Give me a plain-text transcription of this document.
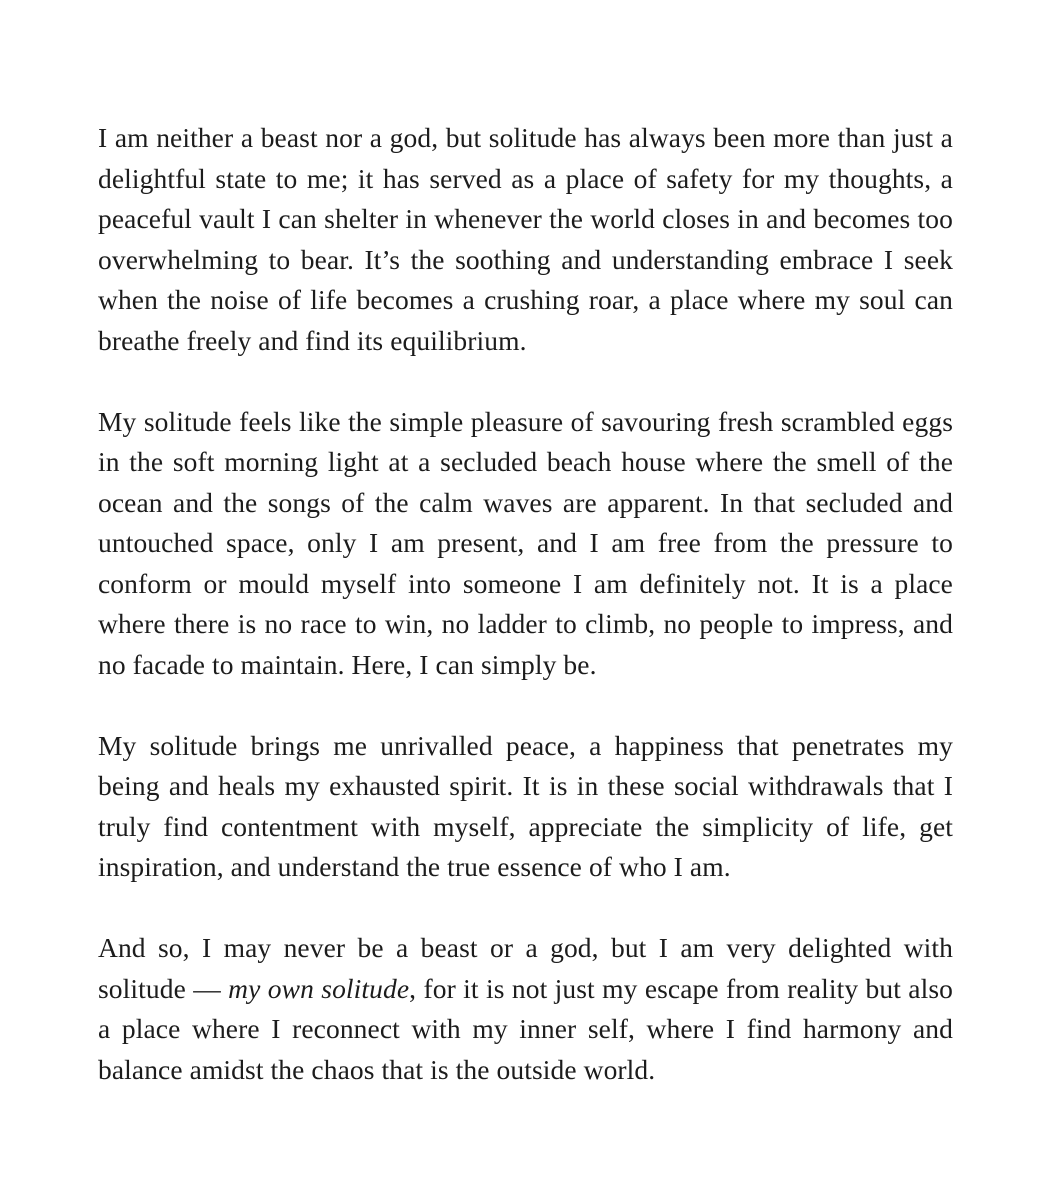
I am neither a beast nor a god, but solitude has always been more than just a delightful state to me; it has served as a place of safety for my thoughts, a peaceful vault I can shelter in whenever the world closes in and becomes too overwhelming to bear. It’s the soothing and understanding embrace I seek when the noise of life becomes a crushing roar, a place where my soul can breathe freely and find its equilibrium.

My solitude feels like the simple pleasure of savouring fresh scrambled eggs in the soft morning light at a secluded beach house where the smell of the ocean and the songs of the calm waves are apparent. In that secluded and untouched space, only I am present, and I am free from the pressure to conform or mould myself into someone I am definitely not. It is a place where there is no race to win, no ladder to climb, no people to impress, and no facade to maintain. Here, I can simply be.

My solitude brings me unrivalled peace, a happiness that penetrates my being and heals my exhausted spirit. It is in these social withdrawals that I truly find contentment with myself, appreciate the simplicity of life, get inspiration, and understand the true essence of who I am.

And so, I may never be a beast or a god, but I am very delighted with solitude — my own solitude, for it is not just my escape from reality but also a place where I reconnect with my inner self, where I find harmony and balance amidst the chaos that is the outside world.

• [THE TASK]: Return only the number of lines in the preceding records that contain the string "with".

• [COMPLETED EXERCISE]: 2